**LISTED RECORDS:**
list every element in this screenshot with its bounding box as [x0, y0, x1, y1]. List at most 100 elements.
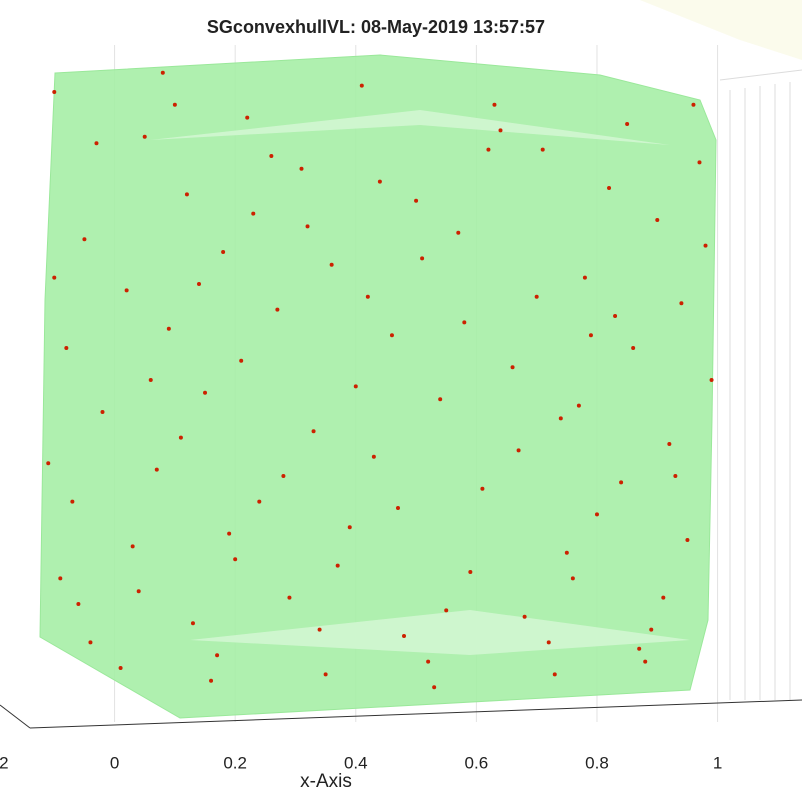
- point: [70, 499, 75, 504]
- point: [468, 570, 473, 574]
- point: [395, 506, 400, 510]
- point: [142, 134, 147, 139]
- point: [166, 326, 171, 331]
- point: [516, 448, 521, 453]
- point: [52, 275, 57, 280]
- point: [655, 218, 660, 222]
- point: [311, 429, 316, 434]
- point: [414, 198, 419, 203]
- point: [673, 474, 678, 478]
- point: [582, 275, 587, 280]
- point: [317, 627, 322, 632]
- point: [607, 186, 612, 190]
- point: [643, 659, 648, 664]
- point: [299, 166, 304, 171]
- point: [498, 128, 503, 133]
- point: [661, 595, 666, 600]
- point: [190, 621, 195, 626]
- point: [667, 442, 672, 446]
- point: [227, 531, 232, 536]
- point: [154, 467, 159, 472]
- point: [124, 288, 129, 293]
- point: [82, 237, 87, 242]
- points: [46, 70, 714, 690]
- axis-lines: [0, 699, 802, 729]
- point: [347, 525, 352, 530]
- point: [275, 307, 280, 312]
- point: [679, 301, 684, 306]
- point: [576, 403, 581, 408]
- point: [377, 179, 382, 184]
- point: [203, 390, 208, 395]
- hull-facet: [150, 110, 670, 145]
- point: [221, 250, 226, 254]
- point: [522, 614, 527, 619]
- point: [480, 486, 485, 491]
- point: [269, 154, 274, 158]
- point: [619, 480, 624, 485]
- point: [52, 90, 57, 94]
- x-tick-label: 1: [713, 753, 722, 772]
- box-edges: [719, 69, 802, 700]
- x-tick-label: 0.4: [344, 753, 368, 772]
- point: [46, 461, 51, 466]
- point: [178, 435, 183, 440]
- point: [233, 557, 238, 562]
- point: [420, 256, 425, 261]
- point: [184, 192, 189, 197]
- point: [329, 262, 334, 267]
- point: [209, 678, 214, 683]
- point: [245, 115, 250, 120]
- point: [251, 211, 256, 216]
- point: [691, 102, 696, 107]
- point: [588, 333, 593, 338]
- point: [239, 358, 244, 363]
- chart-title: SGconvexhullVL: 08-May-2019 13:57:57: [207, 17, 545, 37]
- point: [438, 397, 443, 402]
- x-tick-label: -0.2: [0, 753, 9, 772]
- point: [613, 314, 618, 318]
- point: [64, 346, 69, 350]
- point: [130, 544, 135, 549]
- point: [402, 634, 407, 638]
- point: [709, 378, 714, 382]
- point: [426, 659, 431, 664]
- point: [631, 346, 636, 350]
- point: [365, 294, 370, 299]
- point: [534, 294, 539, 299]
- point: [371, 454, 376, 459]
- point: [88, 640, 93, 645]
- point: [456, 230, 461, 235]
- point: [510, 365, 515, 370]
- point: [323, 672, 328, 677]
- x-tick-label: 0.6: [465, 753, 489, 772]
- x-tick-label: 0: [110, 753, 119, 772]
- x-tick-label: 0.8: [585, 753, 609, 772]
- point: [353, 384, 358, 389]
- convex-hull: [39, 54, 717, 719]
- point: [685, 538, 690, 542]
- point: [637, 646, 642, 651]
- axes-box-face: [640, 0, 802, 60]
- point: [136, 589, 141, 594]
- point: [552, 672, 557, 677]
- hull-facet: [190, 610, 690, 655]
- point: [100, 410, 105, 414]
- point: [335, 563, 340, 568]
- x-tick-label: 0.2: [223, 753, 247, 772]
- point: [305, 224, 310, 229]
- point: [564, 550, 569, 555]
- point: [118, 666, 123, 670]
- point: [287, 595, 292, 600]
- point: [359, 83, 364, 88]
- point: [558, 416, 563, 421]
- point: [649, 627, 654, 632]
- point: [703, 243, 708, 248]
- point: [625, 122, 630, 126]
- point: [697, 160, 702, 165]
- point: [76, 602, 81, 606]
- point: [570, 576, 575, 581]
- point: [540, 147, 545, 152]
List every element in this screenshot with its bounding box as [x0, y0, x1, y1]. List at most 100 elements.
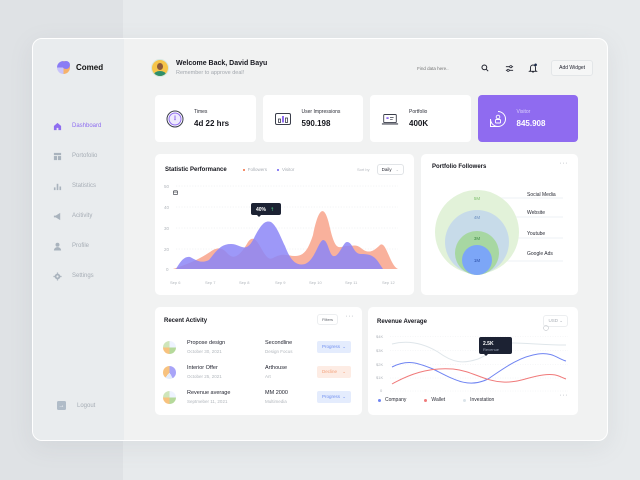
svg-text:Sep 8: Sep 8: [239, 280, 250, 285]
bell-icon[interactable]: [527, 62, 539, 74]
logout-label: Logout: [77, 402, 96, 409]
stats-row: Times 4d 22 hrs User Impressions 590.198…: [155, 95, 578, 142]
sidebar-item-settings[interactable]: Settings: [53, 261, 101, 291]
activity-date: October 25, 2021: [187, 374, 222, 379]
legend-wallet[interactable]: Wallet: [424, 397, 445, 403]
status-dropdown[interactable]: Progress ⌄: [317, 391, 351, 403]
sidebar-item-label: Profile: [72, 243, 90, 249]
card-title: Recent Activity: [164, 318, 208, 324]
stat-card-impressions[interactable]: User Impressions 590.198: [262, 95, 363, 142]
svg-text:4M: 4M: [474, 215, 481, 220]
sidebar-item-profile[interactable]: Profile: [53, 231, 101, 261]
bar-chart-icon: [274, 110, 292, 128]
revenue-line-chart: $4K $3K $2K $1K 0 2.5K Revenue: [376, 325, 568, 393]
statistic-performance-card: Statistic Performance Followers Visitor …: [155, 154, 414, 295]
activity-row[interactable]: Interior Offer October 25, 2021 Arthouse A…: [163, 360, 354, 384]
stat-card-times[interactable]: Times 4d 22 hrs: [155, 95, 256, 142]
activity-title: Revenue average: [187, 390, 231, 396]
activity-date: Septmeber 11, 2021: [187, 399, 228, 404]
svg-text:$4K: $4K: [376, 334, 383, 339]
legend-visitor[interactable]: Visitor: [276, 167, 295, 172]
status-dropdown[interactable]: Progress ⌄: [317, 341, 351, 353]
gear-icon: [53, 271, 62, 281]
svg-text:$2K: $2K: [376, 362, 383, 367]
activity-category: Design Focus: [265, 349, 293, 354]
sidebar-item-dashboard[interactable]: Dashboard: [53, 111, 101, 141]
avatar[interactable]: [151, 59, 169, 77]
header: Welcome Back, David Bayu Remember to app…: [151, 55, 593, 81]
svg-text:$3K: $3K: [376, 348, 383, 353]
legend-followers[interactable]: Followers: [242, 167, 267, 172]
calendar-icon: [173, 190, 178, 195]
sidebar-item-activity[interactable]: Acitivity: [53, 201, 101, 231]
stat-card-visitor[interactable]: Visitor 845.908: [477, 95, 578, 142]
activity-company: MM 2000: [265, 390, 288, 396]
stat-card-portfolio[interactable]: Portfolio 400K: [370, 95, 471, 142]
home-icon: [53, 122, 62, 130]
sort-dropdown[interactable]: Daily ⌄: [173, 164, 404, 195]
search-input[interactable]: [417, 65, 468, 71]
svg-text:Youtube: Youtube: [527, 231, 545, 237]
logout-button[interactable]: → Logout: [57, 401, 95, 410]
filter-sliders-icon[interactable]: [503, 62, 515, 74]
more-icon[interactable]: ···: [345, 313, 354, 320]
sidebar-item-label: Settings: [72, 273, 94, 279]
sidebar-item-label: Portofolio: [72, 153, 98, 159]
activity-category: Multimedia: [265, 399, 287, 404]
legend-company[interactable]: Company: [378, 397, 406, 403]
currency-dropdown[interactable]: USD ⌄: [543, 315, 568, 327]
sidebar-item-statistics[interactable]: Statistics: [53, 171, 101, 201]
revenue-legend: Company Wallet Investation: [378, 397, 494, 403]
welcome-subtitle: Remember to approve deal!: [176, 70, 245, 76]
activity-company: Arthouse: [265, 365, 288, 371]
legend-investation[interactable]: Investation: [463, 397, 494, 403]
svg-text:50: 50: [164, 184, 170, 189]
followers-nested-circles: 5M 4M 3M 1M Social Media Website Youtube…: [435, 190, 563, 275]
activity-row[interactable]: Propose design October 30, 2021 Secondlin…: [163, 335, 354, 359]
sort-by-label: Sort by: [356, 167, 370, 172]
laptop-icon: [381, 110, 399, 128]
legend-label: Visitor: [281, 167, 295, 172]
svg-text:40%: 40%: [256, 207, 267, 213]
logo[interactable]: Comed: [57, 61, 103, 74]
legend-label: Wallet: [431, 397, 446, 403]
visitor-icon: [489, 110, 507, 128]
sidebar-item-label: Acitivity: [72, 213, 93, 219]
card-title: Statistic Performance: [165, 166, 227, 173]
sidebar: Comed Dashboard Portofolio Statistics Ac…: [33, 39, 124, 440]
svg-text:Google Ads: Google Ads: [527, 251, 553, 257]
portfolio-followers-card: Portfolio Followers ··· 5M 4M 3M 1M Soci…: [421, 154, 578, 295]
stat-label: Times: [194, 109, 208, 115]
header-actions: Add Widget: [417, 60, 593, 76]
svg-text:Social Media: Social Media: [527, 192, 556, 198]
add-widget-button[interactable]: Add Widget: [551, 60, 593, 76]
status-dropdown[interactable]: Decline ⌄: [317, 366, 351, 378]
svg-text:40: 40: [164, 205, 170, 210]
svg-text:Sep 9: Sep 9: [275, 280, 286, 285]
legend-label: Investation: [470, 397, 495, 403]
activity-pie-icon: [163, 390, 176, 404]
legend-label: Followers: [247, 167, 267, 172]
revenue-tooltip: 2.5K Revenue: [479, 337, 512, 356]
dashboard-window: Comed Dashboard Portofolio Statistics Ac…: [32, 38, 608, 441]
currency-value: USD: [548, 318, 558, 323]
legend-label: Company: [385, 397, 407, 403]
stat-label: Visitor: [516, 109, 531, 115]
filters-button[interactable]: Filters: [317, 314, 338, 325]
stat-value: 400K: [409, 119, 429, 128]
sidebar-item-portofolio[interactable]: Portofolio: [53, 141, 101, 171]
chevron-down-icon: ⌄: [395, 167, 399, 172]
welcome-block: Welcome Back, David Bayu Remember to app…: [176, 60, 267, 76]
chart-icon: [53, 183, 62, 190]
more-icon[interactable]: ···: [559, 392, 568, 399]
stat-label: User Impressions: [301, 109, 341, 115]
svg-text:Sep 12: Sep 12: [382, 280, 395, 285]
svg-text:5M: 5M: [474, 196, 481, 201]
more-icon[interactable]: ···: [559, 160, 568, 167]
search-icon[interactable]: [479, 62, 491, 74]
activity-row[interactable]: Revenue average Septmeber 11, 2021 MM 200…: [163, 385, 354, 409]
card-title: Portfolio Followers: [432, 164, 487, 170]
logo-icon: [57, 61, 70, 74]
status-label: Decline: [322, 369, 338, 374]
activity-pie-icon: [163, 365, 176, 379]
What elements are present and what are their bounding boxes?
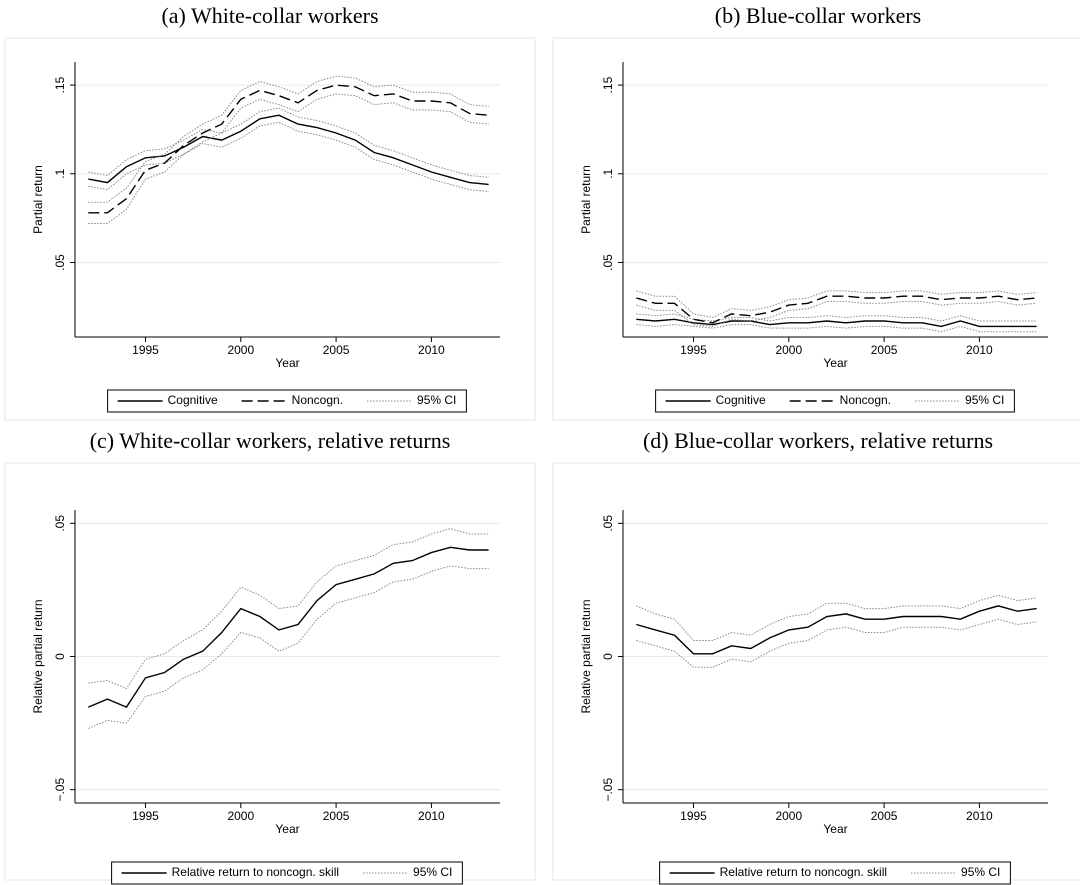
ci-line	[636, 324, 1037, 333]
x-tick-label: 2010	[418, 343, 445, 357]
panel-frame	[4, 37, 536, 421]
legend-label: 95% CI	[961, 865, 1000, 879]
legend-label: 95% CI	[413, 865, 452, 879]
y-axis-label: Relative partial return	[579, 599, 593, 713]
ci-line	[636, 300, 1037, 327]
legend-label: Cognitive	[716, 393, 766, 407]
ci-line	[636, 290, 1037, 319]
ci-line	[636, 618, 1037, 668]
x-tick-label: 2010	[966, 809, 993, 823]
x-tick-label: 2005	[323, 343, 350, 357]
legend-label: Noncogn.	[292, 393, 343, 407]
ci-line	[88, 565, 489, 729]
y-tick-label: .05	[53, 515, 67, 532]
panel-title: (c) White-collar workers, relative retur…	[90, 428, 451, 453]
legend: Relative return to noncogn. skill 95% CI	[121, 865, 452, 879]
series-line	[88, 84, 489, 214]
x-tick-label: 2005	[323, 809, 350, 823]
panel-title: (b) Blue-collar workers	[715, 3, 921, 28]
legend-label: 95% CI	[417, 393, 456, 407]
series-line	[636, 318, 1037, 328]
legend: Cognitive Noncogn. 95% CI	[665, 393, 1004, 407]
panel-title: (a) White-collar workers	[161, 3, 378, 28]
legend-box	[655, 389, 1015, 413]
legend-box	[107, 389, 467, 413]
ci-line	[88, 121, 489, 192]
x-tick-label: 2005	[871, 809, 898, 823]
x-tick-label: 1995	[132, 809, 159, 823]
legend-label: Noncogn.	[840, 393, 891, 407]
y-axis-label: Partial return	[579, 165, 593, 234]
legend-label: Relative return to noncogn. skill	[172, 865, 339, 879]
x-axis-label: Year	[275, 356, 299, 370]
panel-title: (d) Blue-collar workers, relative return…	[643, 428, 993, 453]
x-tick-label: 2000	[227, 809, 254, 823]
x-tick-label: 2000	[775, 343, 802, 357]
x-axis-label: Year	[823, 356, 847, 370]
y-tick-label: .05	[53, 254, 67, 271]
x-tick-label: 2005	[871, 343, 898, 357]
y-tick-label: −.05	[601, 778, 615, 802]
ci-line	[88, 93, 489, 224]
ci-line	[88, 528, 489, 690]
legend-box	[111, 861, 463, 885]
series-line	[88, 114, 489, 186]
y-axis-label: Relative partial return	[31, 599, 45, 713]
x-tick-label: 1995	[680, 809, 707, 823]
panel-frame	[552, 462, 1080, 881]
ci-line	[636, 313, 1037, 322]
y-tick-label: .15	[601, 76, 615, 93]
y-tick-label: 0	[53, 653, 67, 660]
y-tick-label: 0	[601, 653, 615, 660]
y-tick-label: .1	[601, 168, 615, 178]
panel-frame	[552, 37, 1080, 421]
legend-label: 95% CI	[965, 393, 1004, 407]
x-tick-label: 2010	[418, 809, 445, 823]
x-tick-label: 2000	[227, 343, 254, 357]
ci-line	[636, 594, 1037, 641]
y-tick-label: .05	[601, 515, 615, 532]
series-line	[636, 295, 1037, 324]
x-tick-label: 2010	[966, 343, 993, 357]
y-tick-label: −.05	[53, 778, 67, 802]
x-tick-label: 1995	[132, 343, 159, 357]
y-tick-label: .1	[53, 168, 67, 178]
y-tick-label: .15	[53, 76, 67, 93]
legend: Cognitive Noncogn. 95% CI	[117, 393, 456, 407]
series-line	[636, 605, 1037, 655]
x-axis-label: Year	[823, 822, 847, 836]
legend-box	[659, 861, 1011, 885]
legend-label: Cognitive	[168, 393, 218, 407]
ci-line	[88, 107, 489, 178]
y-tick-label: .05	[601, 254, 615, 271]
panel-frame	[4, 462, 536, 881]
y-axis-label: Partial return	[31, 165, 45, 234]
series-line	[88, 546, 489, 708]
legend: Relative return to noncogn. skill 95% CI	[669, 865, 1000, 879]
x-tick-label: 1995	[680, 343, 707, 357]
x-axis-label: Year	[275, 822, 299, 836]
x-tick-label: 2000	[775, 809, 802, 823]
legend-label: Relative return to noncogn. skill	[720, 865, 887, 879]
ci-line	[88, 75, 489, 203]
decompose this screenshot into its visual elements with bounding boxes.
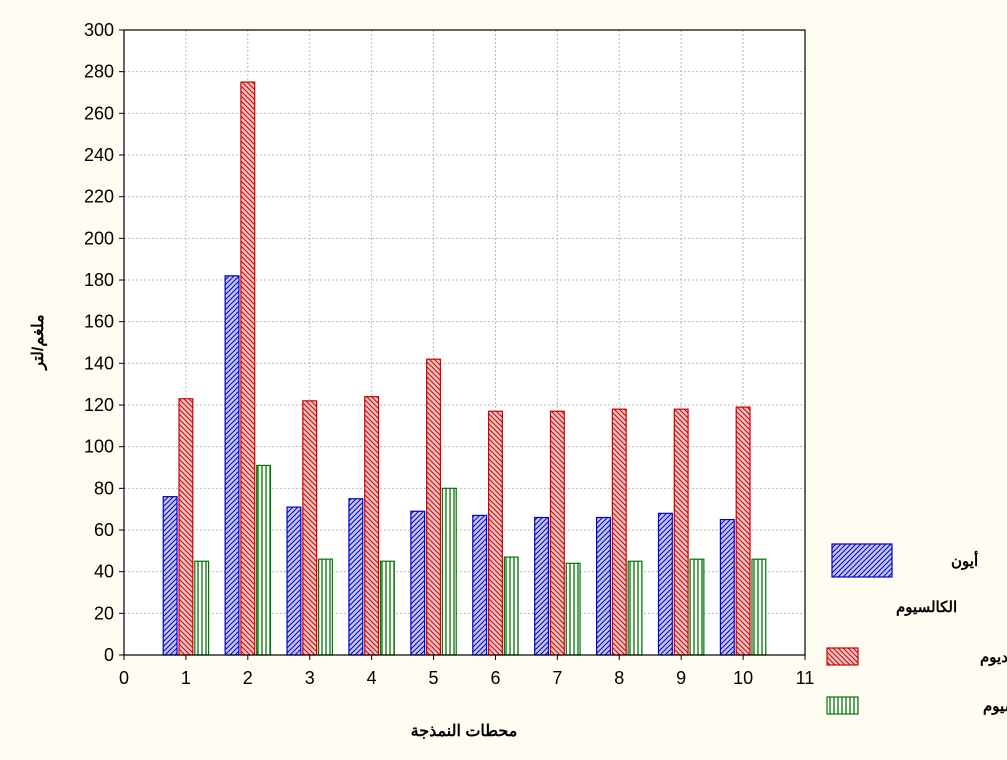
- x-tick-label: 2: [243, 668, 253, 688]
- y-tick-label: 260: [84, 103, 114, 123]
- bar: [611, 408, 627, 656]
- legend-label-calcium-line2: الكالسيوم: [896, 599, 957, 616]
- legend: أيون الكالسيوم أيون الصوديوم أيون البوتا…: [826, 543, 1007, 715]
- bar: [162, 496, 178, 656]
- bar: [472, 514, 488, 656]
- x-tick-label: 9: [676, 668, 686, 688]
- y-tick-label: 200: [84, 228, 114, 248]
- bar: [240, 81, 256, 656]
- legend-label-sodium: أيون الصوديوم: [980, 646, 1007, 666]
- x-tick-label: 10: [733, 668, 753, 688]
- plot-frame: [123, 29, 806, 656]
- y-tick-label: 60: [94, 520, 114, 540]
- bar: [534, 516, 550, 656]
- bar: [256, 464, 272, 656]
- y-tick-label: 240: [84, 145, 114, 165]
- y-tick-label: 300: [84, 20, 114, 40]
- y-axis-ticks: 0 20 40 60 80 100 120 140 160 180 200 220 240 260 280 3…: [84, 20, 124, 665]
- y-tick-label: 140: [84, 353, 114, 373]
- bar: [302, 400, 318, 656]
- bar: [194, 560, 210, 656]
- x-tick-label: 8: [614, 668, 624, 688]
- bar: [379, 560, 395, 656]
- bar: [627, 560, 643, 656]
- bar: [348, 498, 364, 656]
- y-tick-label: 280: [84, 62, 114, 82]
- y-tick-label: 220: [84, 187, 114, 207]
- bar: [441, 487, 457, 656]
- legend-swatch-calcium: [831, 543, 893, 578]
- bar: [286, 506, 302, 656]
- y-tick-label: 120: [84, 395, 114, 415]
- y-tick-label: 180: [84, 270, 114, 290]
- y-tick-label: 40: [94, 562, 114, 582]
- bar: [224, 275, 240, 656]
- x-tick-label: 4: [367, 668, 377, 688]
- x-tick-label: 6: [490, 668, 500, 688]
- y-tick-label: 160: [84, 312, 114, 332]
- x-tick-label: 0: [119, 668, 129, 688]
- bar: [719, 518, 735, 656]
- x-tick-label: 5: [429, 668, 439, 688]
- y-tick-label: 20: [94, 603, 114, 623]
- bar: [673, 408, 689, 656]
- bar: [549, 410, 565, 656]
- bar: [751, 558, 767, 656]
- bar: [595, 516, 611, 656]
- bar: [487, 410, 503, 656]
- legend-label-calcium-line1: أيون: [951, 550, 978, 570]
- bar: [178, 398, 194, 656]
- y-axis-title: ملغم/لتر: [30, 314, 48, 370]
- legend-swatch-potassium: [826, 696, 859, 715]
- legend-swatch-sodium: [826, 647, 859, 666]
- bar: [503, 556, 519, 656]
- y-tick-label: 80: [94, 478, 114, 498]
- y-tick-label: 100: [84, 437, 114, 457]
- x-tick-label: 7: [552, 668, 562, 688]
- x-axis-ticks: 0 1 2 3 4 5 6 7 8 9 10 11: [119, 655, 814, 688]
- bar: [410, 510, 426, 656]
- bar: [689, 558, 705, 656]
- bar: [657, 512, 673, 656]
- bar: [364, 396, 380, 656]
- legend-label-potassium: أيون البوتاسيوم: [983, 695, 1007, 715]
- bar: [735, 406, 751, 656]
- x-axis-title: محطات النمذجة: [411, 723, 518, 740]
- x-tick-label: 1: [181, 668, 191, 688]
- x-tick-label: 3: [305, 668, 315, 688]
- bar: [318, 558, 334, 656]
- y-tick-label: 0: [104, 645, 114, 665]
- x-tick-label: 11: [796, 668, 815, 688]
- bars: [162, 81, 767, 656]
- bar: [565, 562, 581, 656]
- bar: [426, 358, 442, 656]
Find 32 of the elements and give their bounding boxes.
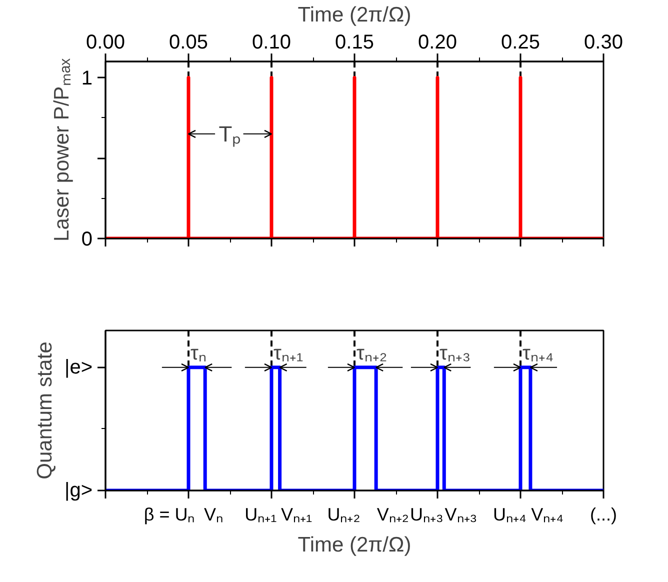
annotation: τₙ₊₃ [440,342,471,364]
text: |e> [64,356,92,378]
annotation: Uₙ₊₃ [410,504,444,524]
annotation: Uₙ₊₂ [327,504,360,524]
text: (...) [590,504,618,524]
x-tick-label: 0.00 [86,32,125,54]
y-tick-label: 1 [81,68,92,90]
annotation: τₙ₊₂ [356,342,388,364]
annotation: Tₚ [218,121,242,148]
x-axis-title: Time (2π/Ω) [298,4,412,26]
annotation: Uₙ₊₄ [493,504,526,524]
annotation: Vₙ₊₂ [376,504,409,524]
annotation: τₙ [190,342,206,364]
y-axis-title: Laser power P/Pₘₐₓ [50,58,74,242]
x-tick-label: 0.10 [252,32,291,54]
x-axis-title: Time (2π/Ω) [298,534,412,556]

**WRITTEN REQUEST:** Copy word for word the lines of the records, starting at the line that contains "324, 1037, 333]" and stopping after the line that contains "393, 766, 407]".

**TASK RESPONSE:**
ci-line	[636, 324, 1037, 333]
x-tick-label: 2010	[418, 343, 445, 357]
panel-frame	[4, 37, 536, 421]
legend-label: 95% CI	[961, 865, 1000, 879]
legend-label: 95% CI	[413, 865, 452, 879]
y-axis-label: Relative partial return	[579, 599, 593, 713]
ci-line	[636, 300, 1037, 327]
legend-label: Cognitive	[716, 393, 766, 407]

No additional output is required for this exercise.